→ **Stated exercise**
Produce a word-for-word copy of the listing below without its pictures.

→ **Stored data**
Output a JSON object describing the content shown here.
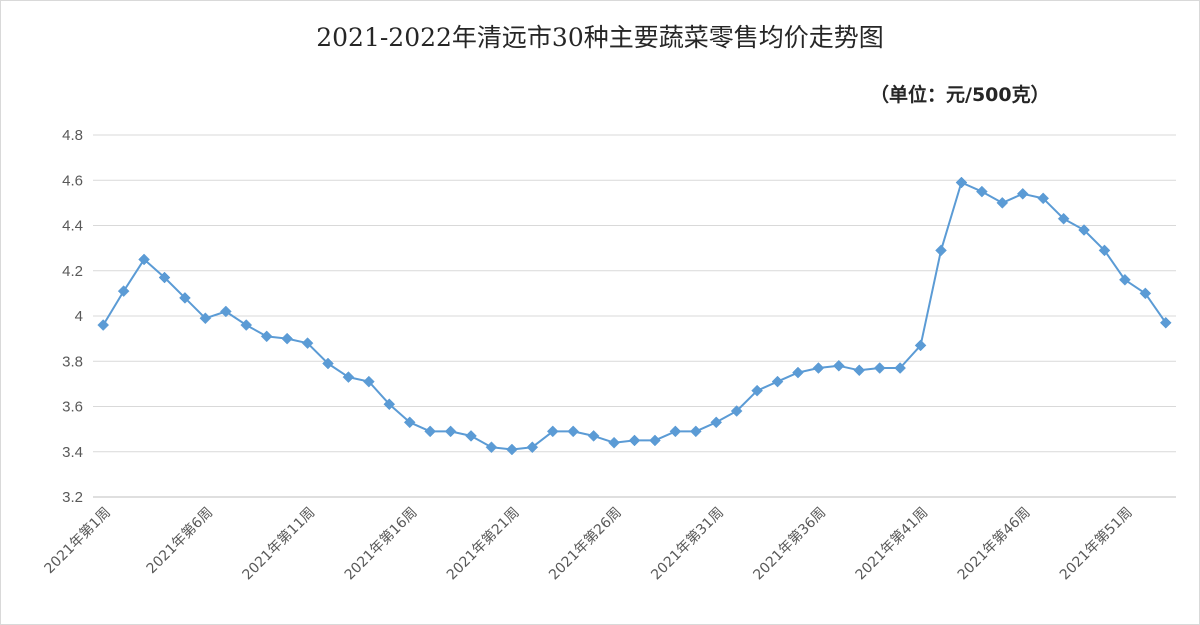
{
  "chart_data": {
    "type": "line",
    "title": "2021-2022年清远市30种主要蔬菜零售均价走势图",
    "unit_note": "（单位：元/500克）",
    "xlabel": "",
    "ylabel": "",
    "ylim": [
      3.2,
      4.8
    ],
    "yticks": [
      "3.2",
      "3.4",
      "3.6",
      "3.8",
      "4",
      "4.2",
      "4.4",
      "4.6",
      "4.8"
    ],
    "grid": true,
    "legend": "none",
    "color": "#5b9bd5",
    "x_tick_labels": [
      {
        "index": 0,
        "label": "2021年第1周"
      },
      {
        "index": 5,
        "label": "2021年第6周"
      },
      {
        "index": 10,
        "label": "2021年第11周"
      },
      {
        "index": 15,
        "label": "2021年第16周"
      },
      {
        "index": 20,
        "label": "2021年第21周"
      },
      {
        "index": 25,
        "label": "2021年第26周"
      },
      {
        "index": 30,
        "label": "2021年第31周"
      },
      {
        "index": 35,
        "label": "2021年第36周"
      },
      {
        "index": 40,
        "label": "2021年第41周"
      },
      {
        "index": 45,
        "label": "2021年第46周"
      },
      {
        "index": 50,
        "label": "2021年第51周"
      }
    ],
    "values": [
      3.96,
      4.11,
      4.25,
      4.17,
      4.08,
      3.99,
      4.02,
      3.96,
      3.91,
      3.9,
      3.88,
      3.79,
      3.73,
      3.71,
      3.61,
      3.53,
      3.49,
      3.49,
      3.47,
      3.42,
      3.41,
      3.42,
      3.49,
      3.49,
      3.47,
      3.44,
      3.45,
      3.45,
      3.49,
      3.49,
      3.53,
      3.58,
      3.67,
      3.71,
      3.75,
      3.77,
      3.78,
      3.76,
      3.77,
      3.77,
      3.87,
      4.29,
      4.59,
      4.55,
      4.5,
      4.54,
      4.52,
      4.43,
      4.38,
      4.29,
      4.16,
      4.1,
      3.97
    ]
  }
}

→ **Expected answer**
Output a JSON object describing the content shown here.
{
  "chart_data": {
    "type": "line",
    "title": "2021-2022年清远市30种主要蔬菜零售均价走势图",
    "unit_note": "（单位：元/500克）",
    "xlabel": "",
    "ylabel": "",
    "ylim": [
      3.2,
      4.8
    ],
    "yticks": [
      "3.2",
      "3.4",
      "3.6",
      "3.8",
      "4",
      "4.2",
      "4.4",
      "4.6",
      "4.8"
    ],
    "grid": true,
    "legend": "none",
    "color": "#5b9bd5",
    "x_tick_labels": [
      {
        "index": 0,
        "label": "2021年第1周"
      },
      {
        "index": 5,
        "label": "2021年第6周"
      },
      {
        "index": 10,
        "label": "2021年第11周"
      },
      {
        "index": 15,
        "label": "2021年第16周"
      },
      {
        "index": 20,
        "label": "2021年第21周"
      },
      {
        "index": 25,
        "label": "2021年第26周"
      },
      {
        "index": 30,
        "label": "2021年第31周"
      },
      {
        "index": 35,
        "label": "2021年第36周"
      },
      {
        "index": 40,
        "label": "2021年第41周"
      },
      {
        "index": 45,
        "label": "2021年第46周"
      },
      {
        "index": 50,
        "label": "2021年第51周"
      }
    ],
    "values": [
      3.96,
      4.11,
      4.25,
      4.17,
      4.08,
      3.99,
      4.02,
      3.96,
      3.91,
      3.9,
      3.88,
      3.79,
      3.73,
      3.71,
      3.61,
      3.53,
      3.49,
      3.49,
      3.47,
      3.42,
      3.41,
      3.42,
      3.49,
      3.49,
      3.47,
      3.44,
      3.45,
      3.45,
      3.49,
      3.49,
      3.53,
      3.58,
      3.67,
      3.71,
      3.75,
      3.77,
      3.78,
      3.76,
      3.77,
      3.77,
      3.87,
      4.29,
      4.59,
      4.55,
      4.5,
      4.54,
      4.52,
      4.43,
      4.38,
      4.29,
      4.16,
      4.1,
      3.97
    ]
  }
}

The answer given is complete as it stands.